*What to do*.
Please present the lines of the listing below as a numbered list, starting at the line that contains "od-point xyxy=(205,529,215,539)" and ending at the line that contains "legend-pod-label: POD xyxy=(196,69,226,85)", with both of those lines included and blank lines left out.

— start Records shown —

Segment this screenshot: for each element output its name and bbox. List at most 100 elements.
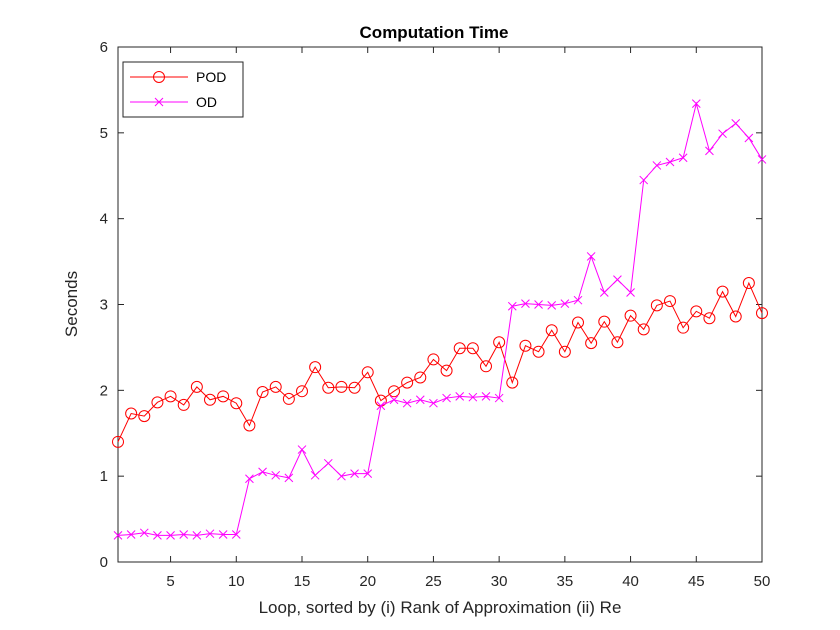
od-point xyxy=(205,529,215,539)
x-tick-label: 40 xyxy=(622,573,639,590)
pod-point xyxy=(598,315,611,328)
x-tick-label: 50 xyxy=(754,573,771,590)
pod-point xyxy=(309,361,322,374)
pod-line xyxy=(117,281,763,443)
pod-point xyxy=(125,407,138,420)
legend: POD OD xyxy=(122,61,244,118)
od-point xyxy=(402,398,412,408)
pod-point xyxy=(716,285,729,298)
od-point xyxy=(705,146,714,156)
pod-point xyxy=(335,380,348,393)
od-point xyxy=(126,530,136,539)
pod-point xyxy=(650,299,663,312)
legend-pod-label: POD xyxy=(196,69,226,85)
legend-od-marker xyxy=(154,97,164,107)
od-point xyxy=(468,392,478,402)
pod-point xyxy=(664,295,676,308)
od-point xyxy=(455,391,465,401)
od-point xyxy=(534,300,543,309)
od-point xyxy=(718,129,727,139)
legend-od-label: OD xyxy=(196,94,217,110)
od-point xyxy=(258,467,267,477)
pod-point xyxy=(572,316,584,329)
od-point xyxy=(389,395,399,405)
pod-point xyxy=(401,376,414,389)
pod-point xyxy=(190,380,203,393)
pod-point xyxy=(361,366,374,379)
od-point xyxy=(560,299,570,308)
pod-point xyxy=(690,305,703,318)
pod-point xyxy=(756,307,768,320)
pod-point xyxy=(282,392,295,405)
pod-point xyxy=(112,435,124,448)
od-point xyxy=(731,119,741,128)
pod-point xyxy=(414,371,427,384)
od-point xyxy=(323,458,333,468)
pod-point xyxy=(703,312,716,325)
series-od xyxy=(113,99,767,540)
od-point xyxy=(599,288,609,297)
pod-point xyxy=(164,390,177,403)
pod-point xyxy=(506,376,519,389)
x-tick-label: 20 xyxy=(359,573,376,590)
od-point xyxy=(113,531,123,540)
od-point xyxy=(481,391,491,401)
x-tick-label: 15 xyxy=(294,573,311,590)
x-tick-label: 10 xyxy=(228,573,245,590)
legend-box xyxy=(122,61,244,118)
od-point xyxy=(586,252,596,261)
series-pod xyxy=(112,277,768,448)
x-tick-label: 35 xyxy=(557,573,574,590)
pod-point xyxy=(493,336,506,349)
y-tick-label: 2 xyxy=(100,382,108,399)
pod-point xyxy=(217,390,230,403)
od-point xyxy=(442,393,451,403)
od-point xyxy=(573,295,583,305)
od-point xyxy=(744,133,754,143)
od-point xyxy=(639,175,649,185)
y-tick-label: 6 xyxy=(100,39,108,56)
pod-point xyxy=(269,380,282,393)
pod-point xyxy=(558,345,571,358)
pod-point xyxy=(427,353,440,366)
plot-area xyxy=(117,46,763,563)
legend-pod-marker xyxy=(153,71,165,83)
pod-point xyxy=(453,342,466,355)
pod-point xyxy=(545,324,558,337)
od-point xyxy=(284,473,294,483)
od-point xyxy=(231,530,241,539)
pod-point xyxy=(532,345,545,358)
pod-point xyxy=(151,396,164,409)
od-point xyxy=(297,445,307,454)
od-point xyxy=(494,393,504,403)
y-tick-label: 0 xyxy=(100,554,108,571)
od-point xyxy=(613,275,622,284)
od-point xyxy=(691,99,701,109)
pod-point xyxy=(611,336,624,349)
od-point xyxy=(678,153,688,163)
pod-point xyxy=(466,342,479,355)
x-tick-label: 5 xyxy=(166,573,174,590)
x-tick-label: 25 xyxy=(425,573,442,590)
od-point xyxy=(665,157,675,167)
od-point xyxy=(507,301,517,311)
od-point xyxy=(363,469,373,478)
od-point xyxy=(271,470,281,480)
od-point xyxy=(350,469,359,478)
y-tick-label: 3 xyxy=(100,297,108,314)
pod-point xyxy=(243,419,256,432)
y-axis-label: Seconds xyxy=(62,271,81,337)
od-point xyxy=(429,398,438,408)
pod-point xyxy=(480,360,492,373)
x-tick-label: 45 xyxy=(688,573,705,590)
od-point xyxy=(218,530,228,539)
pod-point xyxy=(322,381,335,394)
pod-point xyxy=(204,393,216,406)
y-tick-label: 5 xyxy=(100,125,108,142)
od-point xyxy=(310,470,320,480)
od-point xyxy=(192,531,202,540)
od-point xyxy=(652,161,662,170)
chart-title: Computation Time xyxy=(360,23,509,42)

— end Records shown —

*Output of the exercise*.
1. od-point xyxy=(205,529,215,539)
2. x-tick-label: 40 xyxy=(622,573,639,590)
3. pod-point xyxy=(598,315,611,328)
4. x-tick-label: 50 xyxy=(754,573,771,590)
5. pod-point xyxy=(309,361,322,374)
6. pod-line xyxy=(117,281,763,443)
7. pod-point xyxy=(125,407,138,420)
8. legend: POD OD xyxy=(122,61,244,118)
9. od-point xyxy=(402,398,412,408)
10. pod-point xyxy=(716,285,729,298)
11. od-point xyxy=(705,146,714,156)
12. pod-point xyxy=(335,380,348,393)
13. od-point xyxy=(126,530,136,539)
14. pod-point xyxy=(650,299,663,312)
15. legend-pod-label: POD xyxy=(196,69,226,85)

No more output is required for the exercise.